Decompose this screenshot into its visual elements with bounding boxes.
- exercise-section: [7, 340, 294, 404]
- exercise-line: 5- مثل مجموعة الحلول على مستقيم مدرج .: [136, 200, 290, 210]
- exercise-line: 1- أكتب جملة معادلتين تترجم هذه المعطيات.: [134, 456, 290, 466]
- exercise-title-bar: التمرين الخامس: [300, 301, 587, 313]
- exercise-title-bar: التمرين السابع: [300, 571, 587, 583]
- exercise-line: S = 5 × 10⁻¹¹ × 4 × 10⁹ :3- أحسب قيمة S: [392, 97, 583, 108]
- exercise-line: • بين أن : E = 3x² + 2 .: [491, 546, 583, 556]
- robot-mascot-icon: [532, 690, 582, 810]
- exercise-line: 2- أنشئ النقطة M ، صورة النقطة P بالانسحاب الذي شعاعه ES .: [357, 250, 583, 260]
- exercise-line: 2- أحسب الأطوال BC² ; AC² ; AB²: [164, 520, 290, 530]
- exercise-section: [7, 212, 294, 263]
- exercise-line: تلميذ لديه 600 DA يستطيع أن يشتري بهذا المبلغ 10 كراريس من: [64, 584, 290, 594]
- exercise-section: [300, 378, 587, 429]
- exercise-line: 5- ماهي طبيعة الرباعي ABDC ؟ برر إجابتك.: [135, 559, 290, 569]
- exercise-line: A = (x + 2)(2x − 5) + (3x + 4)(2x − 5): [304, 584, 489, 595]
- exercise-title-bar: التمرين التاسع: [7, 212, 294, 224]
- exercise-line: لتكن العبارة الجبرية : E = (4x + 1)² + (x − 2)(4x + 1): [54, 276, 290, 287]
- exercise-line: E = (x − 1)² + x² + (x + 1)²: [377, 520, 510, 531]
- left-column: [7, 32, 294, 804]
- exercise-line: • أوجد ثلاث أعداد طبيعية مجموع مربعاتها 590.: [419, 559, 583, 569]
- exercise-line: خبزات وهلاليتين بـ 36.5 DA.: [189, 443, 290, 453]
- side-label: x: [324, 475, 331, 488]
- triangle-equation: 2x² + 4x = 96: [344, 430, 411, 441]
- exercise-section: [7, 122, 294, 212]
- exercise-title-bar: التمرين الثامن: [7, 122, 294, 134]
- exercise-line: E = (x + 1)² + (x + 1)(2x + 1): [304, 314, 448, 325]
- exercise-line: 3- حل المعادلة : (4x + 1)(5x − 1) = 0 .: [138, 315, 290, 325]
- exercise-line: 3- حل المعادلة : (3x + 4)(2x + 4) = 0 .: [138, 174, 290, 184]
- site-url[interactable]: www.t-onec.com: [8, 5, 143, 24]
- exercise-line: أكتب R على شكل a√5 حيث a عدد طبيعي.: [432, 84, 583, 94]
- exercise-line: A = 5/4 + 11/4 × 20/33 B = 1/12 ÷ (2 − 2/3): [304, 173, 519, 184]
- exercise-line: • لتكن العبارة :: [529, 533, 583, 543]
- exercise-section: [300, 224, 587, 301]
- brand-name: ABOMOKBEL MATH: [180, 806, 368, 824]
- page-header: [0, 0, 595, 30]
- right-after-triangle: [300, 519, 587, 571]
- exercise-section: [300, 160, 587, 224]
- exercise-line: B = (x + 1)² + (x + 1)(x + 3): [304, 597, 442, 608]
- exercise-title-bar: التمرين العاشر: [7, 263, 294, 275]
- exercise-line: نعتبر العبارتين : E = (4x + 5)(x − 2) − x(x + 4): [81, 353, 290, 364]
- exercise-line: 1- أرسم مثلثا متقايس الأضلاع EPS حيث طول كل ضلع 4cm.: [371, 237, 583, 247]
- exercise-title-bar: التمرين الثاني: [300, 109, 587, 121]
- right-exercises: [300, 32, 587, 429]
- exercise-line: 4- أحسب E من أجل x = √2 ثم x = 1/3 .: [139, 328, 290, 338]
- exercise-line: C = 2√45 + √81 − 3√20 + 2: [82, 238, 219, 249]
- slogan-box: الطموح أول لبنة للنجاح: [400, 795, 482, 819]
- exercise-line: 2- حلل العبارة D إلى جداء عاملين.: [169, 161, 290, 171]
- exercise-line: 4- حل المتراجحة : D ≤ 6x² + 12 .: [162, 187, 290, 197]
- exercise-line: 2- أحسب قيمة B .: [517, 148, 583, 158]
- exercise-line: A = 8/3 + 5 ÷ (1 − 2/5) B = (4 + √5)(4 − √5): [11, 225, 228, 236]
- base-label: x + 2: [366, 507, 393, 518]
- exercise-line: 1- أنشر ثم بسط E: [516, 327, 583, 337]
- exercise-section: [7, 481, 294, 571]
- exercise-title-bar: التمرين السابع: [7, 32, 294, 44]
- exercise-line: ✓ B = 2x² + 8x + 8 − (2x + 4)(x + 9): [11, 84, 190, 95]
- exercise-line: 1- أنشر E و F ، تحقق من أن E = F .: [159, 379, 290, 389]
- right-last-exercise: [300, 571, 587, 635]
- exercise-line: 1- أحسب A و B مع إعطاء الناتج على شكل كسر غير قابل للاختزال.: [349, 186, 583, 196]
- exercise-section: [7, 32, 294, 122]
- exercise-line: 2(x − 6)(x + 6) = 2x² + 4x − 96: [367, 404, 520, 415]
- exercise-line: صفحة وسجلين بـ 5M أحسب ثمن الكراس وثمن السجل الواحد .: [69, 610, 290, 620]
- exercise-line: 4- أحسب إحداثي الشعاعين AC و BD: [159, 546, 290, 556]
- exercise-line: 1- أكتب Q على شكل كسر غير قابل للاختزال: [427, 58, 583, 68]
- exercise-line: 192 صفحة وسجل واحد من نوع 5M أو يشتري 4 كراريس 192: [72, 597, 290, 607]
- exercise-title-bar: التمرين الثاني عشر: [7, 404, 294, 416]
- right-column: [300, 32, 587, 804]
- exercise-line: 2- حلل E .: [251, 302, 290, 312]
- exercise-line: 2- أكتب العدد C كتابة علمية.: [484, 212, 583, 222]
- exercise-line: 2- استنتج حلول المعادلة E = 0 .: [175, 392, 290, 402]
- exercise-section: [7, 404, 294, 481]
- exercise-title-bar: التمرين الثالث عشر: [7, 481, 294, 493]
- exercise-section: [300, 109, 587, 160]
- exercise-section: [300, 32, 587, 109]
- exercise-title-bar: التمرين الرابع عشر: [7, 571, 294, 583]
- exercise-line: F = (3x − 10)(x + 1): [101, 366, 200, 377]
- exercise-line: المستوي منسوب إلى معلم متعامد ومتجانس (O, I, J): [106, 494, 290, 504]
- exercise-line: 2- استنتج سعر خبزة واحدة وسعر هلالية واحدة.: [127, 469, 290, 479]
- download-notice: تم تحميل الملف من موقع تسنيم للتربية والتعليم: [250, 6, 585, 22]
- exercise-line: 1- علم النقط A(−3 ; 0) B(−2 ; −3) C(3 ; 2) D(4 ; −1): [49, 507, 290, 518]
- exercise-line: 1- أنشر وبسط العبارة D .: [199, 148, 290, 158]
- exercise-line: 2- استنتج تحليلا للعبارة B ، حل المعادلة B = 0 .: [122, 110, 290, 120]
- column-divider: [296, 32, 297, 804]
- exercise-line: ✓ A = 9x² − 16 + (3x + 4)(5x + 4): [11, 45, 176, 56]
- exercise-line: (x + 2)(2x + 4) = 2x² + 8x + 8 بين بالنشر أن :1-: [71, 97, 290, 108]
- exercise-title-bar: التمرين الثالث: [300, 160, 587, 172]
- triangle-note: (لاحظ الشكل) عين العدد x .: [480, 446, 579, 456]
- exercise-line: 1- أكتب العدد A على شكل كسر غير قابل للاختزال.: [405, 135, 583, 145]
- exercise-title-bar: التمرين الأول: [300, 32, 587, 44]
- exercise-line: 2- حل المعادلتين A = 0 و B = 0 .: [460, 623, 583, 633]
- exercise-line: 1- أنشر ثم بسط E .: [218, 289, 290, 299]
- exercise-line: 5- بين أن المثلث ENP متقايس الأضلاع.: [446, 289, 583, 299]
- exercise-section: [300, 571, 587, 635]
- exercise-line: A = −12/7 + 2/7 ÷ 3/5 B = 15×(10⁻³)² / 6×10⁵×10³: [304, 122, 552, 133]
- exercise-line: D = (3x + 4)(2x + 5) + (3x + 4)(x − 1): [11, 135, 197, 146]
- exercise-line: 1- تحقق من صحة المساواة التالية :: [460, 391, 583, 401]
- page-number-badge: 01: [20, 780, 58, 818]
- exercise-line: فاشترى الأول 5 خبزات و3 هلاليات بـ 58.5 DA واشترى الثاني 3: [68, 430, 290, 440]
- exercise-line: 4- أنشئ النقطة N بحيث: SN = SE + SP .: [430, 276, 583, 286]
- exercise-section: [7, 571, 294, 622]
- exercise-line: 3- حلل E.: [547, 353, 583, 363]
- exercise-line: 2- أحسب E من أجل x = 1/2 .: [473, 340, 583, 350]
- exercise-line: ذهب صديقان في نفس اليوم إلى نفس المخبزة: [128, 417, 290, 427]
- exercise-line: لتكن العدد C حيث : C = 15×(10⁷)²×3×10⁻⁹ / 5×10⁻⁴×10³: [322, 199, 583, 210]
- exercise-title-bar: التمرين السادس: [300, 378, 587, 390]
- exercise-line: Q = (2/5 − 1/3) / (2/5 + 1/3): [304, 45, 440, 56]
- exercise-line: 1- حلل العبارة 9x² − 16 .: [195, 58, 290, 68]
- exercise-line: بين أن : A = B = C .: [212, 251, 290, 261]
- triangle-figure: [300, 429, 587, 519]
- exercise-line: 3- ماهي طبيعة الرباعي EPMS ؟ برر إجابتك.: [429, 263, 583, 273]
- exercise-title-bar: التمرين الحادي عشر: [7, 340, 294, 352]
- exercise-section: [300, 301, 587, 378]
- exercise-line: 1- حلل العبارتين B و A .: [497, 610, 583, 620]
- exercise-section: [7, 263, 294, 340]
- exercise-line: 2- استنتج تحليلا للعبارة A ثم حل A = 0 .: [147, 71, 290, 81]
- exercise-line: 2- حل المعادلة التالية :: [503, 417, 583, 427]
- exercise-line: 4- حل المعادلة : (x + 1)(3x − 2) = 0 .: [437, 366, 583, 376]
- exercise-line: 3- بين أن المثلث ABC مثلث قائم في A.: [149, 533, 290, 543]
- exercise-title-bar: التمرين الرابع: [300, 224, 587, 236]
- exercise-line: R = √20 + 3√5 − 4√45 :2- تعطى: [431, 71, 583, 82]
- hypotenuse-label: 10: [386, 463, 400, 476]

——

*Required task:* Reproduce verbatim the part of the listing above that opens with its first line and closes with the line containing "- triangle-equation: 2x²", both ends included.

*Complete output:*
Decompose this screenshot into its visual elements with bounding boxes.
- exercise-section: [7, 340, 294, 404]
- exercise-line: 5- مثل مجموعة الحلول على مستقيم مدرج .: [136, 200, 290, 210]
- exercise-line: 1- أكتب جملة معادلتين تترجم هذه المعطيات.: [134, 456, 290, 466]
- exercise-title-bar: التمرين الخامس: [300, 301, 587, 313]
- exercise-title-bar: التمرين السابع: [300, 571, 587, 583]
- exercise-line: S = 5 × 10⁻¹¹ × 4 × 10⁹ :3- أحسب قيمة S: [392, 97, 583, 108]
- exercise-line: • بين أن : E = 3x² + 2 .: [491, 546, 583, 556]
- robot-mascot-icon: [532, 690, 582, 810]
- exercise-line: 2- أنشئ النقطة M ، صورة النقطة P بالانسحاب الذي شعاعه ES .: [357, 250, 583, 260]
- exercise-line: 2- أحسب الأطوال BC² ; AC² ; AB²: [164, 520, 290, 530]
- exercise-section: [7, 212, 294, 263]
- exercise-line: تلميذ لديه 600 DA يستطيع أن يشتري بهذا المبلغ 10 كراريس من: [64, 584, 290, 594]
- exercise-section: [300, 378, 587, 429]
- exercise-line: 5- ماهي طبيعة الرباعي ABDC ؟ برر إجابتك.: [135, 559, 290, 569]
- exercise-line: A = (x + 2)(2x − 5) + (3x + 4)(2x − 5): [304, 584, 489, 595]
- exercise-title-bar: التمرين التاسع: [7, 212, 294, 224]
- exercise-line: لتكن العبارة الجبرية : E = (4x + 1)² + (x − 2)(4x + 1): [54, 276, 290, 287]
- exercise-line: E = (x − 1)² + x² + (x + 1)²: [377, 520, 510, 531]
- left-column: [7, 32, 294, 804]
- exercise-line: • أوجد ثلاث أعداد طبيعية مجموع مربعاتها 590.: [419, 559, 583, 569]
- exercise-line: خبزات وهلاليتين بـ 36.5 DA.: [189, 443, 290, 453]
- side-label: x: [324, 475, 331, 488]
- triangle-equation: 2x² + 4x = 96: [344, 430, 411, 441]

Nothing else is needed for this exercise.